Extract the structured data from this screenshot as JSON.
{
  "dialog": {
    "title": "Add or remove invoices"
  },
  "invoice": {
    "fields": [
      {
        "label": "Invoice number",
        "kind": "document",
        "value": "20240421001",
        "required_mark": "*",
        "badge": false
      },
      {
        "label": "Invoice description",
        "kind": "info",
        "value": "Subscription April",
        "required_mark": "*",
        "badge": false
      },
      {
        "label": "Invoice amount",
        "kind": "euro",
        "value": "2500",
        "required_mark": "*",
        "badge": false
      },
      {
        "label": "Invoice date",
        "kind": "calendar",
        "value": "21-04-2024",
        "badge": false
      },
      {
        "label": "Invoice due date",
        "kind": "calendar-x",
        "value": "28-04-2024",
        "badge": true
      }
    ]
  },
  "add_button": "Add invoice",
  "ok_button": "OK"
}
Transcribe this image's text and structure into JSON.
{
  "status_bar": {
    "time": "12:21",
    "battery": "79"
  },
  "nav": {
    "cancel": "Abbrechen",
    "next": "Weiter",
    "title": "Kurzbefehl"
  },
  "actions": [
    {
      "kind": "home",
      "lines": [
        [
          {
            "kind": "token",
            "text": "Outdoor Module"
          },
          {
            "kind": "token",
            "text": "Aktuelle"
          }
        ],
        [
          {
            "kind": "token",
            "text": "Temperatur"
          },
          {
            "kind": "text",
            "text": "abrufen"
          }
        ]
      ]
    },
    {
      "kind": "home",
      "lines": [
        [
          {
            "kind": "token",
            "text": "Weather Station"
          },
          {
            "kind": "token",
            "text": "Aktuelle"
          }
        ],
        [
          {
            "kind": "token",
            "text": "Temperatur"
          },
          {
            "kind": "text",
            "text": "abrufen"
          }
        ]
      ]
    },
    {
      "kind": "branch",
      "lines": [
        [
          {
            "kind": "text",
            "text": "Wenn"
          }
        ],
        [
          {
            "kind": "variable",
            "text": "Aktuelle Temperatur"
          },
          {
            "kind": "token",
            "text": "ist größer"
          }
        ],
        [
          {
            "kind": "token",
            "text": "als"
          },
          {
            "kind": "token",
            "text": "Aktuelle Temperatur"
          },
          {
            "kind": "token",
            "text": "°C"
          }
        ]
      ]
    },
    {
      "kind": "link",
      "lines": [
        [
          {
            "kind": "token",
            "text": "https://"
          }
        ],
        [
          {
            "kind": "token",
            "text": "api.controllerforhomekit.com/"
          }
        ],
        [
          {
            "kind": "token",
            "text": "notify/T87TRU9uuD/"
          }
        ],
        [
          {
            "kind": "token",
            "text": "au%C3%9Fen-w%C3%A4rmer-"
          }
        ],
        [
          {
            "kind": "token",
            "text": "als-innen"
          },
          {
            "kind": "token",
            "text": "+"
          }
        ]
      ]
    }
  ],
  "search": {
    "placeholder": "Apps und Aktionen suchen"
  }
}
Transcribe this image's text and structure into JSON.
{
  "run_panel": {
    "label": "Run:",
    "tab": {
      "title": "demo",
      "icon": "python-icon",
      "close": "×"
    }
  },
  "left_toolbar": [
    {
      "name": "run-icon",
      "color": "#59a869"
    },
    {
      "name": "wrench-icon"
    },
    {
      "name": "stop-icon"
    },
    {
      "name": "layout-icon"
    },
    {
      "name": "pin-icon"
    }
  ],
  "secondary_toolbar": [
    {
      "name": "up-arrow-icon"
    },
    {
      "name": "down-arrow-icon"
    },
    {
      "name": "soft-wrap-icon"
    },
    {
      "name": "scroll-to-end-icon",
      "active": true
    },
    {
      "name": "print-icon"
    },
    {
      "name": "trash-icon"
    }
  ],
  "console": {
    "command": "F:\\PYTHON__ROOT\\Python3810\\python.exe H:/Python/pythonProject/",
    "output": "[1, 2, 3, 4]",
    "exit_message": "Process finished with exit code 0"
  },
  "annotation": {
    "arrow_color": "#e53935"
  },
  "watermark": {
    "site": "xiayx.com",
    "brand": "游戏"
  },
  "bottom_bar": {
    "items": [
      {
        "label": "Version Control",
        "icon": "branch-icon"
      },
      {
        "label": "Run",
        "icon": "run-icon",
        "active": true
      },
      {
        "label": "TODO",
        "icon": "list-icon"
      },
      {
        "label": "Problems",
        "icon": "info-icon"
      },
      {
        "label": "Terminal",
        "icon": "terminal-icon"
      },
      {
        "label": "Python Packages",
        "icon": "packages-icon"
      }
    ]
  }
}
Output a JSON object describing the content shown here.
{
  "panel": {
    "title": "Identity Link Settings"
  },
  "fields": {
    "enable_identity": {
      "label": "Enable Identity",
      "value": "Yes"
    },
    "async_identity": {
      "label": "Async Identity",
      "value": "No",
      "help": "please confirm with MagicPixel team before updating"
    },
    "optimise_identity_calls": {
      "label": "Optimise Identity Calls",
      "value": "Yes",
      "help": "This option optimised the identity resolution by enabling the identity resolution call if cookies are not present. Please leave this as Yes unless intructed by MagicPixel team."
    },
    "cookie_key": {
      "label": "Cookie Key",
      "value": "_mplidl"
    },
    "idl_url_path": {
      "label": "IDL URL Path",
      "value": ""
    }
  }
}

== == ==

Filter the records above for lines containing the word "value", and copy those lines.

== RESULT FOR THIS EXERCISE ==
        "value": "20240421001",
        "value": "Subscription April",
        "value": "2500",
        "value": "21-04-2024",
        "value": "28-04-2024",
      "value": "Yes"
      "value": "No",
      "value": "Yes",
      "value": "_mplidl"
      "value": ""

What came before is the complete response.